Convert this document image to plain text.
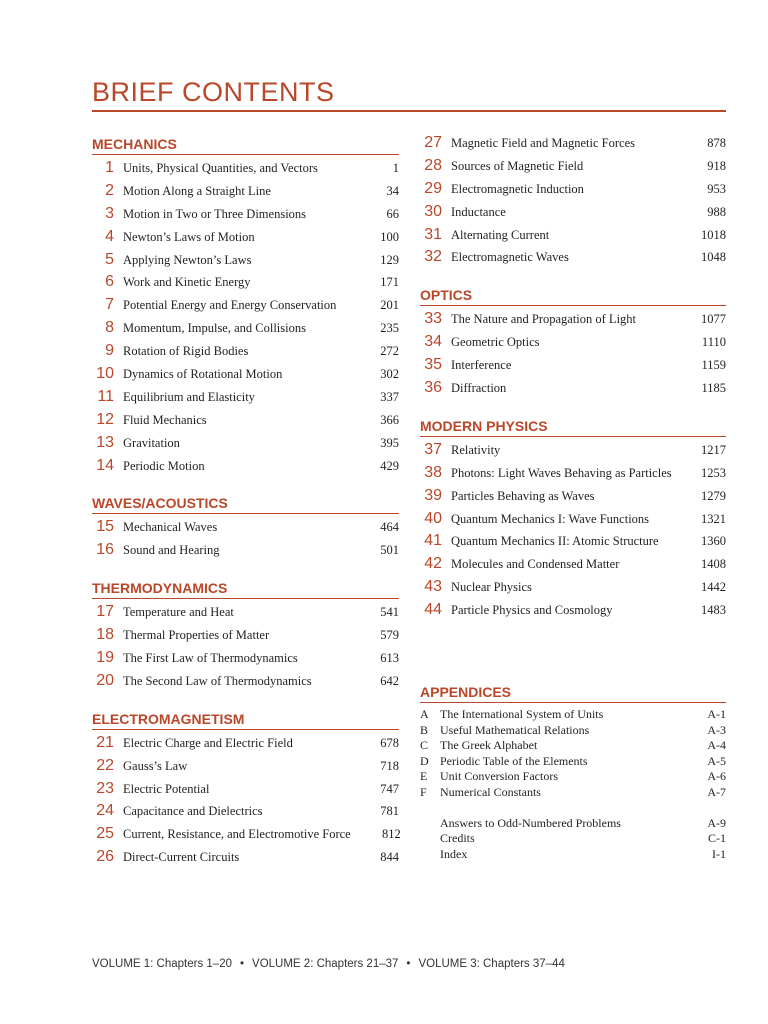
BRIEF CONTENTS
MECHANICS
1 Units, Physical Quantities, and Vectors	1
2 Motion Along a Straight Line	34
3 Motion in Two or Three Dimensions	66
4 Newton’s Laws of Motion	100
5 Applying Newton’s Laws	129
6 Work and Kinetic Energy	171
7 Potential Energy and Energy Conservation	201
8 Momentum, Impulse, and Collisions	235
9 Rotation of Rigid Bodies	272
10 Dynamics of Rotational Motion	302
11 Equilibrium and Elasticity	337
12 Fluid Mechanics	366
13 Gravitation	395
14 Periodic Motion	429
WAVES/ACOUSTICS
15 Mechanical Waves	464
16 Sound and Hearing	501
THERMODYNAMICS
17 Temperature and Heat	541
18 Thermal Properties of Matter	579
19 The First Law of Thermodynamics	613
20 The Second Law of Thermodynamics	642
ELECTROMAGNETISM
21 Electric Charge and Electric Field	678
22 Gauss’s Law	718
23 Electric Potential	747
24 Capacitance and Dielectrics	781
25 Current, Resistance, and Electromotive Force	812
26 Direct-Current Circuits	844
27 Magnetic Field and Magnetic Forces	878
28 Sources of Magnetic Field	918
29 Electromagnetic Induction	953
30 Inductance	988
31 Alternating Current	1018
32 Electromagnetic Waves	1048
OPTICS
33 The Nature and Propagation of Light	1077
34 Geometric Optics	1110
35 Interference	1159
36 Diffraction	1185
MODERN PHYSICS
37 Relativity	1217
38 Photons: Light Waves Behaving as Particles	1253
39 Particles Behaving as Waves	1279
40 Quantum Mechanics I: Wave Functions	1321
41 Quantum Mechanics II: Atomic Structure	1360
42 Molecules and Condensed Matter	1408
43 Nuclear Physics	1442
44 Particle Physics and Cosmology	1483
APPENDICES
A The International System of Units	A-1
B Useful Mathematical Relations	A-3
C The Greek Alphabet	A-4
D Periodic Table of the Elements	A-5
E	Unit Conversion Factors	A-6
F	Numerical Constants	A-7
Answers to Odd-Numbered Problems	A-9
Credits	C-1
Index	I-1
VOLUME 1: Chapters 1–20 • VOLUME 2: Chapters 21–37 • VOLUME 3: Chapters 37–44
---
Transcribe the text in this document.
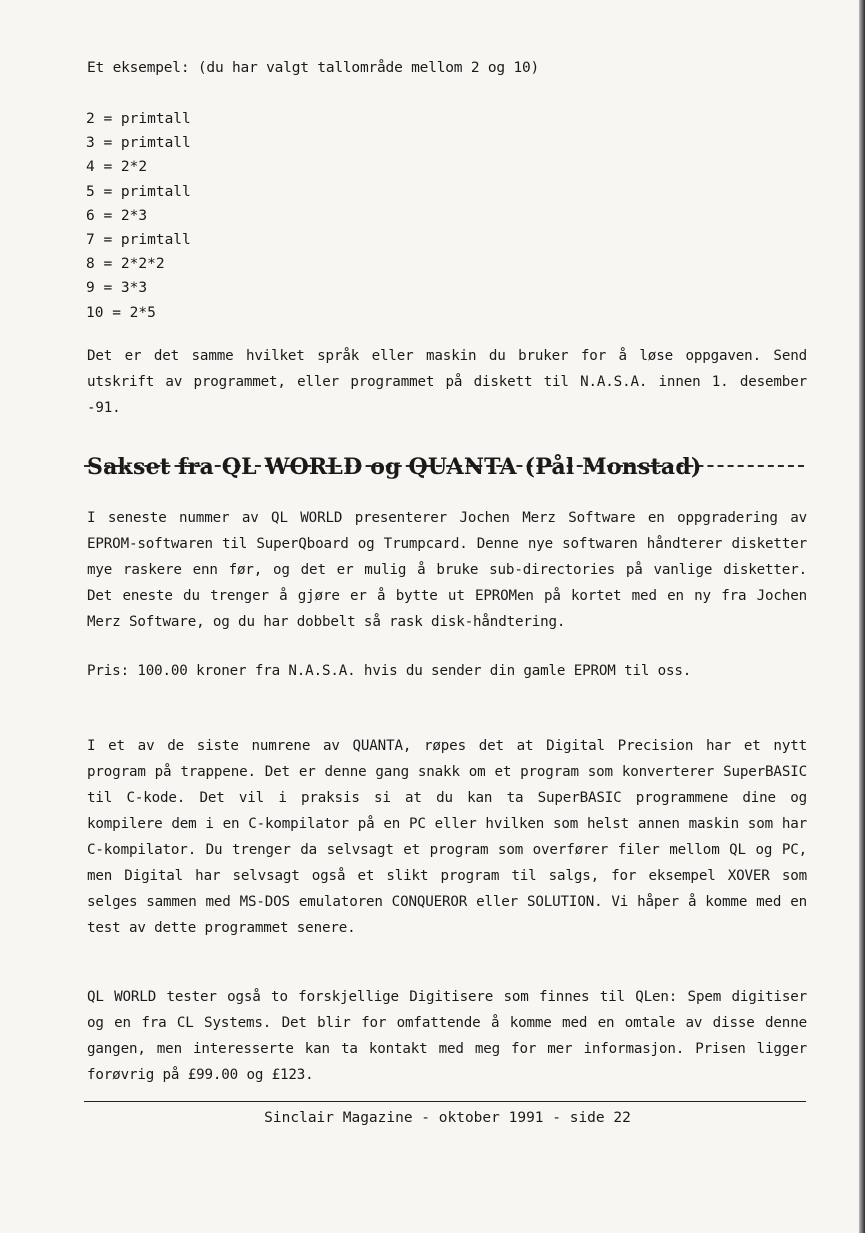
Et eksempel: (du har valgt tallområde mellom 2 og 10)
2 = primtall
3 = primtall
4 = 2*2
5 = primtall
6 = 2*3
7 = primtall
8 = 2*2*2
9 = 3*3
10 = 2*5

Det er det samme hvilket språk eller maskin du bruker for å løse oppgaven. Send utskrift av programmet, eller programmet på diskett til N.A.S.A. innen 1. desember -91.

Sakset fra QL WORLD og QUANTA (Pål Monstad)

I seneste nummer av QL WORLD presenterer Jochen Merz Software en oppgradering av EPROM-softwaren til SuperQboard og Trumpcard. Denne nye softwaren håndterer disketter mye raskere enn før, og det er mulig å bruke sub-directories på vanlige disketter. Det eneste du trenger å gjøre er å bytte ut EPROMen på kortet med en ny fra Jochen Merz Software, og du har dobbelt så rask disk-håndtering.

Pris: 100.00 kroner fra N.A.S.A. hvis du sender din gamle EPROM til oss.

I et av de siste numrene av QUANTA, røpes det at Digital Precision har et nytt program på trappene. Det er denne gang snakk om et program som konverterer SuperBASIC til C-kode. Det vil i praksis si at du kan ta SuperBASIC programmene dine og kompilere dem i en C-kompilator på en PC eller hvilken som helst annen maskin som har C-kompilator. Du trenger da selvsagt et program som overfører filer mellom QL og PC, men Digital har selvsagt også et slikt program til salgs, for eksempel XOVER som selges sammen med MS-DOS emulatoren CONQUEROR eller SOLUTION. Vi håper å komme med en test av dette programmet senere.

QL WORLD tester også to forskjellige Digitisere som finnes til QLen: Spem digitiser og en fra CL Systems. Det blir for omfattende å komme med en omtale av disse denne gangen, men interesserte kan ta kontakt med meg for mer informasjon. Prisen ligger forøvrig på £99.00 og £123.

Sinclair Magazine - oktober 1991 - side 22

DIRECTIONS: Copy out every line from the data above that has "Newton" in it.

RESULT:
4 Newton’s Laws of Motion	100
5 Applying Newton’s Laws	129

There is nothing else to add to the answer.